__What is required__: From the entries below, copy out every line with "numeroase" in it.
------ Source material ------
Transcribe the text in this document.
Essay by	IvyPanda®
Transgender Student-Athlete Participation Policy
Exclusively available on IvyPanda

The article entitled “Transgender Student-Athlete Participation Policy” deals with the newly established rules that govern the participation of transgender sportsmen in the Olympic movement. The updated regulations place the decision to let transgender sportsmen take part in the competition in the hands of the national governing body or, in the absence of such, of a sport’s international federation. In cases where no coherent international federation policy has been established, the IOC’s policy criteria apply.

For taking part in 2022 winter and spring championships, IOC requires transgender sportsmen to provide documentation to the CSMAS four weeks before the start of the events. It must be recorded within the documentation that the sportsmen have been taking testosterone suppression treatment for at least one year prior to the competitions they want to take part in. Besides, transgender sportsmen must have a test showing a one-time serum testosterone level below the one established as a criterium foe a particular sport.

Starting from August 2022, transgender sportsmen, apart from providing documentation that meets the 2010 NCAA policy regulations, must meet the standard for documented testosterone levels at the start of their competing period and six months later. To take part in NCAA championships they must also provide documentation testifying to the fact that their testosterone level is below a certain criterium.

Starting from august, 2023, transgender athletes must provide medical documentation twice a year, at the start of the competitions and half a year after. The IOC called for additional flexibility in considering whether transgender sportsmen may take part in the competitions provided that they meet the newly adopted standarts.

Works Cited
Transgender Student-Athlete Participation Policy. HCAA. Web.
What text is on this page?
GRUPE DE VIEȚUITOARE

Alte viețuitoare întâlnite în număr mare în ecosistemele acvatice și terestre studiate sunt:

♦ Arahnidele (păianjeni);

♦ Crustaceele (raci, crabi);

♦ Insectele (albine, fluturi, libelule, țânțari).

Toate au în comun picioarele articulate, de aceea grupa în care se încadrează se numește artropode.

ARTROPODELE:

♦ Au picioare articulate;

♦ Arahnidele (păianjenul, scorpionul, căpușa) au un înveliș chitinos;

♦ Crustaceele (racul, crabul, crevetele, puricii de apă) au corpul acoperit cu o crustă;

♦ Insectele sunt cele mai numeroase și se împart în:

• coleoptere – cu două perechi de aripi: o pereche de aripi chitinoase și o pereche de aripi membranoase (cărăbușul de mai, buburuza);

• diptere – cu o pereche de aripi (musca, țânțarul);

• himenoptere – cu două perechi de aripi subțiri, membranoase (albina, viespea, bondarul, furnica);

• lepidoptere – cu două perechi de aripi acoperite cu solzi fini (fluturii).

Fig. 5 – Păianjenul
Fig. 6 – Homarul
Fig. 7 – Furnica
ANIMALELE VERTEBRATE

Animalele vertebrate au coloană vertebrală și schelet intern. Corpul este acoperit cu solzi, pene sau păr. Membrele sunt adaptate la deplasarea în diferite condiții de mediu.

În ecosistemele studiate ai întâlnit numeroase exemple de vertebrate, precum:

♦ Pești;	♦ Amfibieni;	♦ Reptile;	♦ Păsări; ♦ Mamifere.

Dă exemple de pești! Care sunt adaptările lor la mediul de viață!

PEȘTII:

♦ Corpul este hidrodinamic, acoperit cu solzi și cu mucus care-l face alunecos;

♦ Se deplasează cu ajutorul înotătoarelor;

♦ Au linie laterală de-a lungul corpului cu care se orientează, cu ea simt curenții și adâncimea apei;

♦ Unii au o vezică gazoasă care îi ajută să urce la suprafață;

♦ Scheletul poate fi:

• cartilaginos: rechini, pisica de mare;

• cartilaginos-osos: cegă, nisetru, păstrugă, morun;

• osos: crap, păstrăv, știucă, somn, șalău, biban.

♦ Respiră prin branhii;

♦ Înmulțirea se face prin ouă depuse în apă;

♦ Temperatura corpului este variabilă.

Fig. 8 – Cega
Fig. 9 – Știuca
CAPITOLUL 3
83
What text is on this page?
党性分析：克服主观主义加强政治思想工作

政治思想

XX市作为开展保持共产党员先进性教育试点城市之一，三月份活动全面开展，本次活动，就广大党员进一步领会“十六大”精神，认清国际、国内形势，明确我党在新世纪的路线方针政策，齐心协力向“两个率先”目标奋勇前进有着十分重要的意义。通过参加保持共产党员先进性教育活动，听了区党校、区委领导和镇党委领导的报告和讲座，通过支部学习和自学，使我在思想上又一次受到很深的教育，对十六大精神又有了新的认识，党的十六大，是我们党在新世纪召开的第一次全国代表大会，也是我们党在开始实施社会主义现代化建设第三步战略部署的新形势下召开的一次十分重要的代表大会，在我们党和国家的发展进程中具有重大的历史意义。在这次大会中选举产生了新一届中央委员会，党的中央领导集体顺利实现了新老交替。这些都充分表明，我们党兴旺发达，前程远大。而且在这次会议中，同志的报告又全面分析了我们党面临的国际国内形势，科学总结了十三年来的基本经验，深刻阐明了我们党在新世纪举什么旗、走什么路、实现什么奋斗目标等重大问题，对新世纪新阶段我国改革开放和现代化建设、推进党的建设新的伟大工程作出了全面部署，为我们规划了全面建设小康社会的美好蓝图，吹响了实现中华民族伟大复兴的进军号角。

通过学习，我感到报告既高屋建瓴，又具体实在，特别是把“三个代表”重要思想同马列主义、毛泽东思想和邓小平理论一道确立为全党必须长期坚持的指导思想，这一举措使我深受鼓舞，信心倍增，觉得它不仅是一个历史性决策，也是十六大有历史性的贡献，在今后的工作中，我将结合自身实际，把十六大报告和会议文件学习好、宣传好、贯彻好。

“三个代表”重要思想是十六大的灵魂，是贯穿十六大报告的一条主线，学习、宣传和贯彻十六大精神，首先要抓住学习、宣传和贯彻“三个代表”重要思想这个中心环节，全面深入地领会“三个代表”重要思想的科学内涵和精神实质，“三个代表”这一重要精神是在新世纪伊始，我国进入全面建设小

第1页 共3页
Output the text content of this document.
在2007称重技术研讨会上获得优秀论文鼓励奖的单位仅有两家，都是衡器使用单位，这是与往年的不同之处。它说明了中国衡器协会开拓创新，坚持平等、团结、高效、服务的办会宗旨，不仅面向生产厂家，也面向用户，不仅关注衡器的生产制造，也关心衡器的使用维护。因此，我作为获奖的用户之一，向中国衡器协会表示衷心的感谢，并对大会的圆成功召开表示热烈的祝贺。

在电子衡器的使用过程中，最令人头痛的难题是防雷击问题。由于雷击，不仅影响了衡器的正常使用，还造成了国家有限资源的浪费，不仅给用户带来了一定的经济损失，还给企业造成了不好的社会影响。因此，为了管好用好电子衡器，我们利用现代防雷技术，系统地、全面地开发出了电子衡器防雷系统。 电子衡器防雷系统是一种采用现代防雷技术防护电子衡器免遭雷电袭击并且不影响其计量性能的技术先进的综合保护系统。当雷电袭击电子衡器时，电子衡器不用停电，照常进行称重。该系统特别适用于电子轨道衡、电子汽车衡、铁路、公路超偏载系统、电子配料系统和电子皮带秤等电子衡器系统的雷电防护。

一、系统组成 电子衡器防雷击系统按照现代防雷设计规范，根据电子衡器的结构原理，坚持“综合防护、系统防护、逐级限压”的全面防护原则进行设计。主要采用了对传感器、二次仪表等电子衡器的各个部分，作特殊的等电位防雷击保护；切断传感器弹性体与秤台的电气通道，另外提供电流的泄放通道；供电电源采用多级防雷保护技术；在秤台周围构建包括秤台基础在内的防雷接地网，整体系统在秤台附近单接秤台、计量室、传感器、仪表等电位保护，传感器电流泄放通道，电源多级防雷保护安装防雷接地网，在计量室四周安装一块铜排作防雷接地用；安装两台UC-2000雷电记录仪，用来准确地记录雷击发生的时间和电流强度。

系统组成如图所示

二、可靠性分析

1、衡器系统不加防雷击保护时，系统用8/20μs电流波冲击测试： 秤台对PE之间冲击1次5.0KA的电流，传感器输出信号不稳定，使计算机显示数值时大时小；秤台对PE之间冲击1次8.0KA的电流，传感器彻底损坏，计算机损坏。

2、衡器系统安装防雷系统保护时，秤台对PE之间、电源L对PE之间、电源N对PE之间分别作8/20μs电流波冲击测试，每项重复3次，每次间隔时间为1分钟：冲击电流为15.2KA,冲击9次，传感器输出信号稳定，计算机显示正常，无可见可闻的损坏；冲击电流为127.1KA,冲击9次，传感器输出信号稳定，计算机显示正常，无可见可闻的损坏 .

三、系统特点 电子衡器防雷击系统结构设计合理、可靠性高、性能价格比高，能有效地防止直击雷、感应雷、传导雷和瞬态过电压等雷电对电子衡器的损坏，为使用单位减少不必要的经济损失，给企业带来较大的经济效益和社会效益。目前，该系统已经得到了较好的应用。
------
__Exercise solution__:
♦ Insectele sunt cele mai numeroase și se împart în:
În ecosistemele studiate ai întâlnit numeroase exemple de vertebrate, precum:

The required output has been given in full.